(Data extracted from a collection)
******************************
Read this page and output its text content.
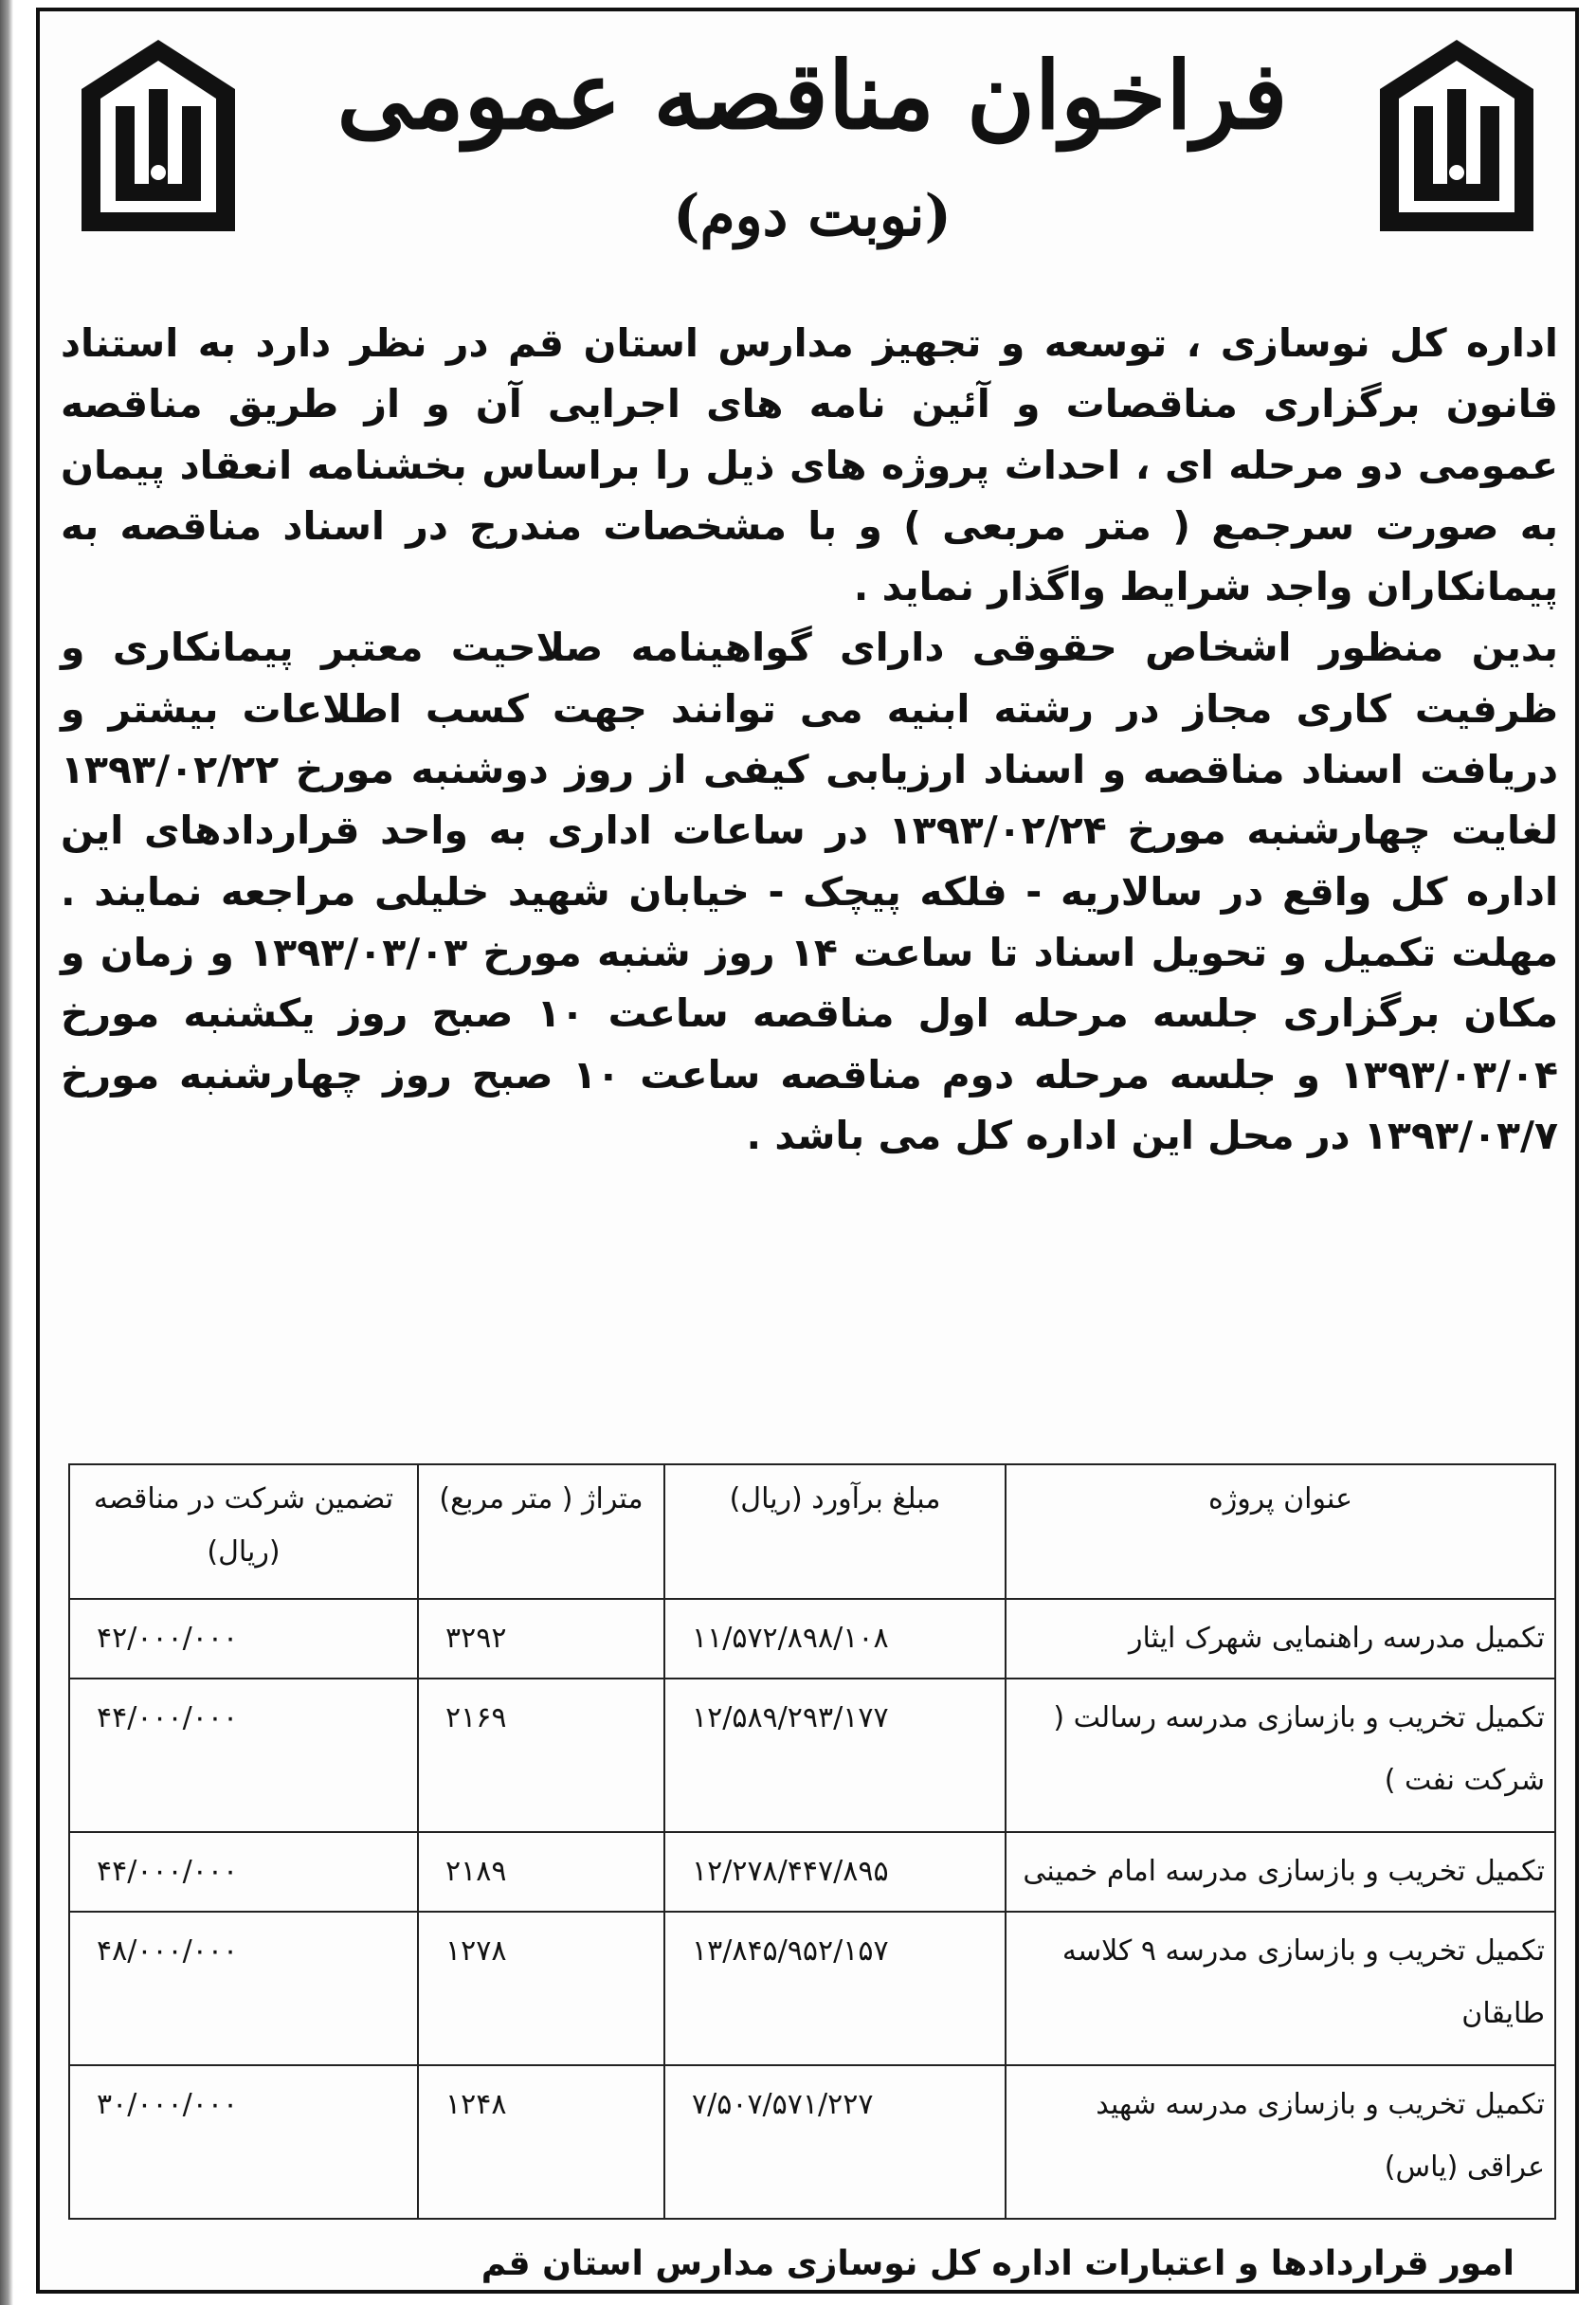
فراخوان مناقصه عمومی
(نوبت دوم)

اداره کل نوسازی ، توسعه و تجهیز مدارس استان قم در نظر دارد به استناد قانون برگزاری مناقصات و آئین نامه های اجرایی آن و از طریق مناقصه عمومی دو مرحله ای ، احداث پروژه های ذیل را براساس بخشنامه انعقاد پیمان به صورت سرجمع ( متر مربعی ) و با مشخصات مندرج در اسناد مناقصه به پیمانکاران واجد شرایط واگذار نماید .

بدین منظور اشخاص حقوقی دارای گواهینامه صلاحیت معتبر پیمانکاری و ظرفیت کاری مجاز در رشته ابنیه می توانند جهت کسب اطلاعات بیشتر و دریافت اسناد مناقصه و اسناد ارزیابی کیفی از روز دوشنبه مورخ ۱۳۹۳/۰۲/۲۲ لغایت چهارشنبه مورخ ۱۳۹۳/۰۲/۲۴ در ساعات اداری به واحد قراردادهای این اداره کل واقع در سالاریه - فلکه پیچک - خیابان شهید خلیلی مراجعه نمایند . مهلت تکمیل و تحویل اسناد تا ساعت ۱۴ روز شنبه مورخ ۱۳۹۳/۰۳/۰۳ و زمان و مکان برگزاری جلسه مرحله اول مناقصه ساعت ۱۰ صبح روز یکشنبه مورخ ۱۳۹۳/۰۳/۰۴ و جلسه مرحله دوم مناقصه ساعت ۱۰ صبح روز چهارشنبه مورخ ۱۳۹۳/۰۳/۷ در محل این اداره کل می باشد .

عنوان پروژه	مبلغ برآورد (ریال)	متراژ ( متر مربع)	تضمین شرکت در مناقصه (ریال)
تکمیل مدرسه راهنمایی شهرک ایثار	۱۱/۵۷۲/۸۹۸/۱۰۸	۳۲۹۲	۴۲/۰۰۰/۰۰۰
تکمیل تخریب و بازسازی مدرسه رسالت ( شرکت نفت )	۱۲/۵۸۹/۲۹۳/۱۷۷	۲۱۶۹	۴۴/۰۰۰/۰۰۰
تکمیل تخریب و بازسازی مدرسه امام خمینی	۱۲/۲۷۸/۴۴۷/۸۹۵	۲۱۸۹	۴۴/۰۰۰/۰۰۰
تکمیل تخریب و بازسازی مدرسه ۹ کلاسه طایقان	۱۳/۸۴۵/۹۵۲/۱۵۷	۱۲۷۸	۴۸/۰۰۰/۰۰۰
تکمیل تخریب و بازسازی مدرسه شهید عراقی (یاس)	۷/۵۰۷/۵۷۱/۲۲۷	۱۲۴۸	۳۰/۰۰۰/۰۰۰
امور قراردادها و اعتبارات اداره کل نوسازی مدارس استان قم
******************************
**What to produce**. List every line above containing the word "مدرسه".

**Output**.
تکمیل مدرسه راهنمایی شهرک ایثار	۱۱/۵۷۲/۸۹۸/۱۰۸	۳۲۹۲	۴۲/۰۰۰/۰۰۰
تکمیل تخریب و بازسازی مدرسه رسالت ( شرکت نفت )	۱۲/۵۸۹/۲۹۳/۱۷۷	۲۱۶۹	۴۴/۰۰۰/۰۰۰
تکمیل تخریب و بازسازی مدرسه امام خمینی	۱۲/۲۷۸/۴۴۷/۸۹۵	۲۱۸۹	۴۴/۰۰۰/۰۰۰
تکمیل تخریب و بازسازی مدرسه ۹ کلاسه طایقان	۱۳/۸۴۵/۹۵۲/۱۵۷	۱۲۷۸	۴۸/۰۰۰/۰۰۰
تکمیل تخریب و بازسازی مدرسه شهید عراقی (یاس)	۷/۵۰۷/۵۷۱/۲۲۷	۱۲۴۸	۳۰/۰۰۰/۰۰۰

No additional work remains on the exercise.